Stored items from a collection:
:::::
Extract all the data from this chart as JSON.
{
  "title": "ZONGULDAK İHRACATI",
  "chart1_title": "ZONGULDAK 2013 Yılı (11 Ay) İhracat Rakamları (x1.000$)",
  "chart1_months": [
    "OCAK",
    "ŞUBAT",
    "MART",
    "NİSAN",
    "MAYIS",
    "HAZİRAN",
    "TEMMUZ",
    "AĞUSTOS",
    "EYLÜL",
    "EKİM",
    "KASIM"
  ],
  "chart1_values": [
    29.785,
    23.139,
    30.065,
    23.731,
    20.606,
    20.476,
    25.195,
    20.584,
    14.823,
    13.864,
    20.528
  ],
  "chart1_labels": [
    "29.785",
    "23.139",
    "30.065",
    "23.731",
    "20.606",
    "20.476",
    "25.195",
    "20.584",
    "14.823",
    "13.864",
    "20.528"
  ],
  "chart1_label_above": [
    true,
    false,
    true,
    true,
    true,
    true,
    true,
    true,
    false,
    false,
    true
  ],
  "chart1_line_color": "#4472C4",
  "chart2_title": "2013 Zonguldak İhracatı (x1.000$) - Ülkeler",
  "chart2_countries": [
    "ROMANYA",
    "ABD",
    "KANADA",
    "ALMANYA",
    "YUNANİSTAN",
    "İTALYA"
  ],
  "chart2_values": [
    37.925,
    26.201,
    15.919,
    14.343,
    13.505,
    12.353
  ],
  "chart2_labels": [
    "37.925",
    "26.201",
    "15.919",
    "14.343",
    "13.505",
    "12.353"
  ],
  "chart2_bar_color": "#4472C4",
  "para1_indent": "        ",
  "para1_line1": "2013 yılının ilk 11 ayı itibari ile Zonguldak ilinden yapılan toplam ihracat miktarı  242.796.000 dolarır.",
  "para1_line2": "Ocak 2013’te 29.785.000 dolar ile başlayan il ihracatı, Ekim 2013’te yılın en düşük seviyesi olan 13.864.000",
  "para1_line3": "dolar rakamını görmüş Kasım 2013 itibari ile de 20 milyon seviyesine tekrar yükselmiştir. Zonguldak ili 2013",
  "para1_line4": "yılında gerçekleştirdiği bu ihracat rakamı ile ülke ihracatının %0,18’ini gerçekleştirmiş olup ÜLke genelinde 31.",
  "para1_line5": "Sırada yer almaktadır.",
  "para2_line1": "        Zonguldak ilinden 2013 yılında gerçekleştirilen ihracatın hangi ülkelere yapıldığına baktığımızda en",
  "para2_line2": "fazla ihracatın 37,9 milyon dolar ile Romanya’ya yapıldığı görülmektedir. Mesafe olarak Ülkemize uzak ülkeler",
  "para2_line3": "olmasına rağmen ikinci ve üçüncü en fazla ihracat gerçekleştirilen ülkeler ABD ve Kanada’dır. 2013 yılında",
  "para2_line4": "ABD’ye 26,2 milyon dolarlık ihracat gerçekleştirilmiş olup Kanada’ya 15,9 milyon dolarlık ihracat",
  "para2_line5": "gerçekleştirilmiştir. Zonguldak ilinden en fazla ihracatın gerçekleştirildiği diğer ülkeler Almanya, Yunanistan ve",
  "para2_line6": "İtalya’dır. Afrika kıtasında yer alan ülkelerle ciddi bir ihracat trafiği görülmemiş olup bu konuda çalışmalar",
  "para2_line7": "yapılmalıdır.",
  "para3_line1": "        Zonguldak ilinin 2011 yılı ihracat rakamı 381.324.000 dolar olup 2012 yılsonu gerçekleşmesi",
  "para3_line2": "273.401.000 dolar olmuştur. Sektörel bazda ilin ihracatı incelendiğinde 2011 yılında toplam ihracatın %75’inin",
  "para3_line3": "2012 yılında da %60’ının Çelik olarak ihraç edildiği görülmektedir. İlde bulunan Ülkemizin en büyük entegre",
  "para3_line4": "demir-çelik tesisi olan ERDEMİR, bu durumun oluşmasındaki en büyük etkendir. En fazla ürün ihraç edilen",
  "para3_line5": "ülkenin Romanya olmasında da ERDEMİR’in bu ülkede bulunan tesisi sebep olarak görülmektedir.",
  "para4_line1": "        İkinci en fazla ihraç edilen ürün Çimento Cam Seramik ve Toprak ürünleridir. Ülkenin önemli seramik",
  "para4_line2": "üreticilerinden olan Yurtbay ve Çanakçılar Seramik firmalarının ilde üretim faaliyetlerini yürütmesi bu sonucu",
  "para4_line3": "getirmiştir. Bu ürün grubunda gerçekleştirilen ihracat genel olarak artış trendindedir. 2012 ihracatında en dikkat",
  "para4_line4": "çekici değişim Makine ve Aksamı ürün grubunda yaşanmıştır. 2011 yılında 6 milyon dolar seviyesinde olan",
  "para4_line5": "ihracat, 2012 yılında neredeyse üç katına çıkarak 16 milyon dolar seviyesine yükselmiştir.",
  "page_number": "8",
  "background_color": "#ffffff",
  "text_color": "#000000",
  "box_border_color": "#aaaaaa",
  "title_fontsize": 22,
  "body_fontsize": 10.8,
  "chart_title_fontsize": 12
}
:::::
**Set task**
From the entries above, select each line containing the string "ürün".

**Problem solution**
  "para3_line4": "demir-çelik tesisi olan ERDEMİR, bu durumun oluşmasındaki en büyük etkendir. En fazla ürün ihraç edilen",
  "para4_line1": "        İkinci en fazla ihraç edilen ürün Çimento Cam Seramik ve Toprak ürünleridir. Ülkenin önemli seramik",
  "para4_line3": "getirmiştir. Bu ürün grubunda gerçekleştirilen ihracat genel olarak artış trendindedir. 2012 ihracatında en dikkat",
  "para4_line4": "çekici değişim Makine ve Aksamı ürün grubunda yaşanmıştır. 2011 yılında 6 milyon dolar seviyesinde olan",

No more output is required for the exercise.